:: EXERCISE DATA
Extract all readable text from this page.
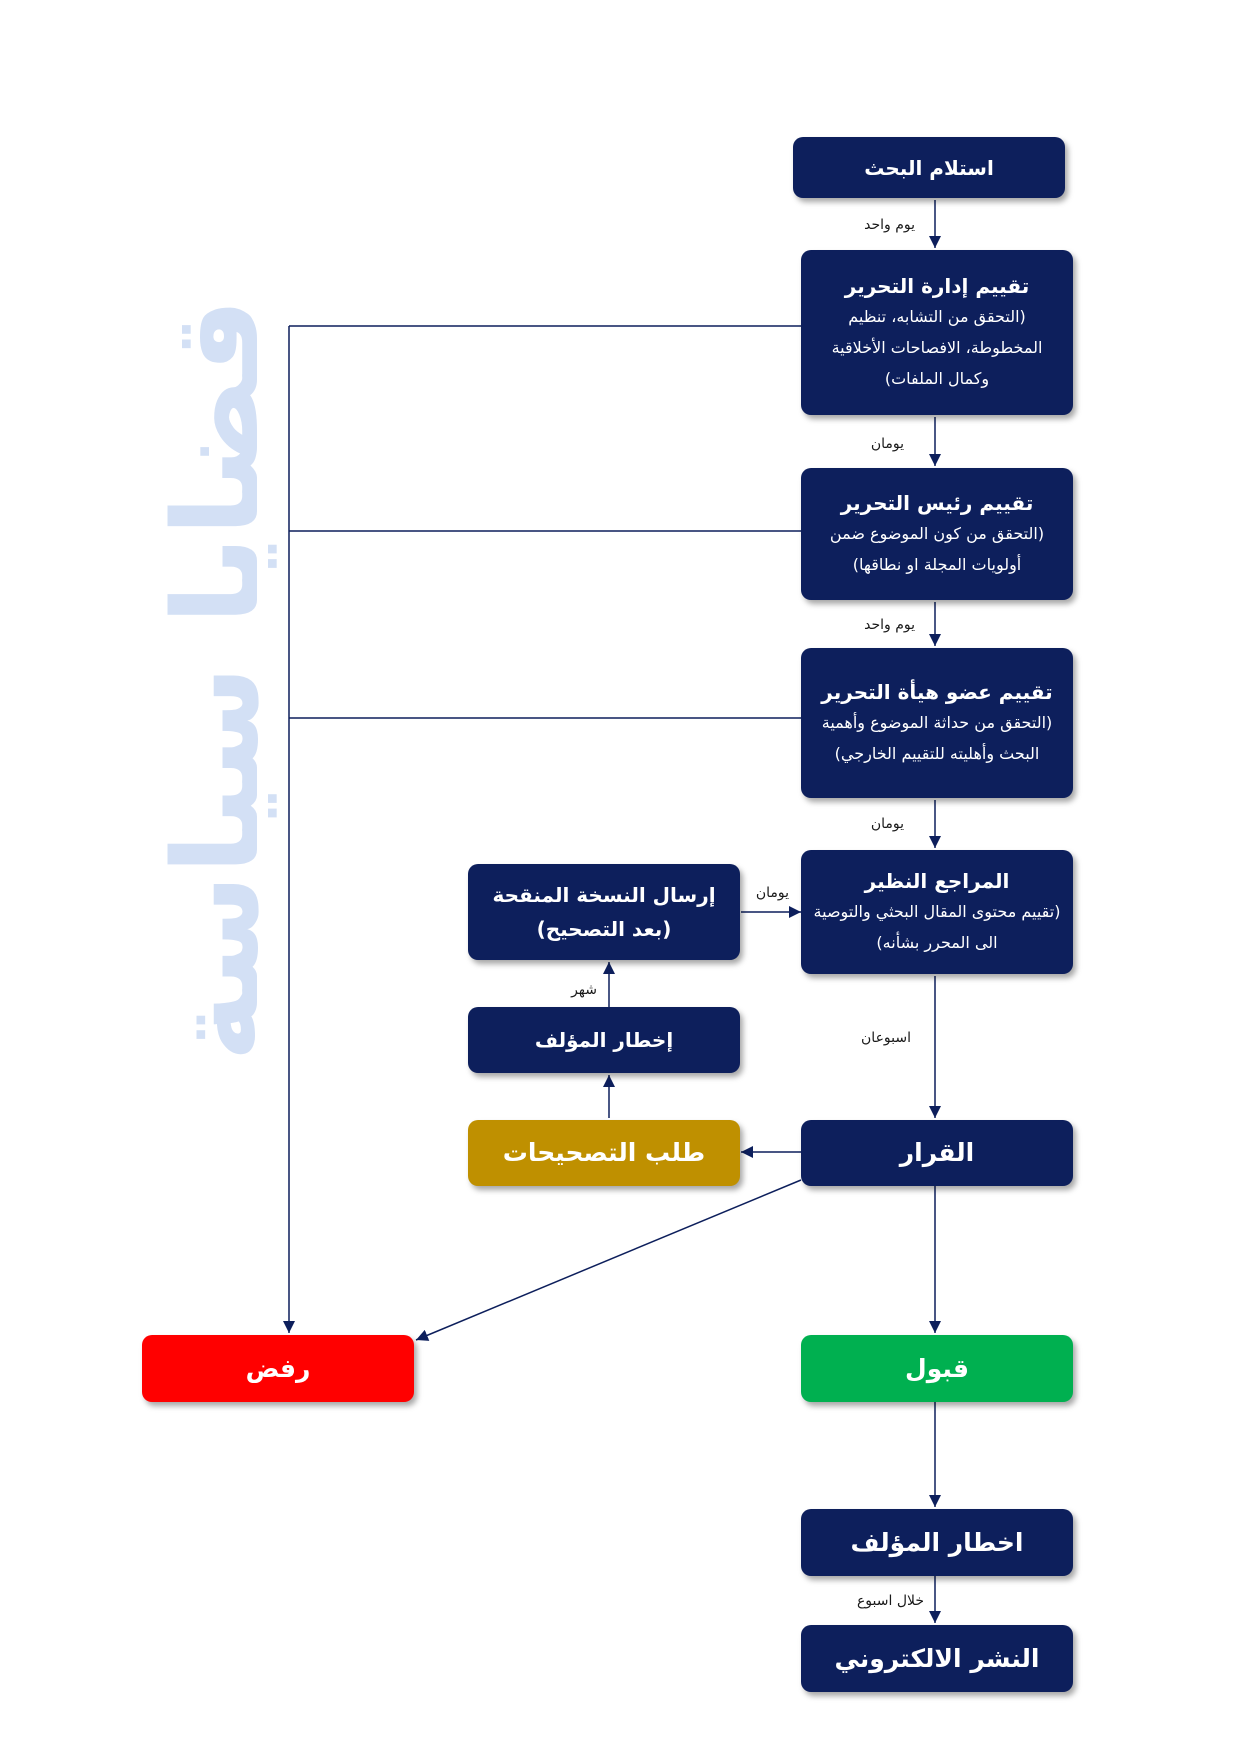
قضايا سياسة
استلام البحث
تقييم إدارة التحرير
(التحقق من التشابه، تنظيم المخطوطة، الافصاحات الأخلاقية وكمال الملفات)
تقييم رئيس التحرير
(التحقق من كون الموضوع ضمن أولويات المجلة او نطاقها)
تقييم عضو هيأة التحرير
(التحقق من حداثة الموضوع وأهمية البحث وأهليته للتقييم الخارجي)
المراجع النظير
(تقييم محتوى المقال البحثي والتوصية الى المحرر بشأنه)
إرسال النسخة المنقحة (بعد التصحيح)
إخطار المؤلف
طلب التصحيحات	القرار
رفض	قبول
اخطار المؤلف
النشر الالكتروني
يوم واحد
يومان
يوم واحد
يومان
يومان
شهر
اسبوعان
خلال اسبوع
::::
THE REQUEST: Check each line of the entries above, and show every one holding the word "الموضوع".

RESULT FOR THIS TASK:
(التحقق من كون الموضوع ضمن أولويات المجلة او نطاقها)
(التحقق من حداثة الموضوع وأهمية البحث وأهليته للتقييم الخارجي)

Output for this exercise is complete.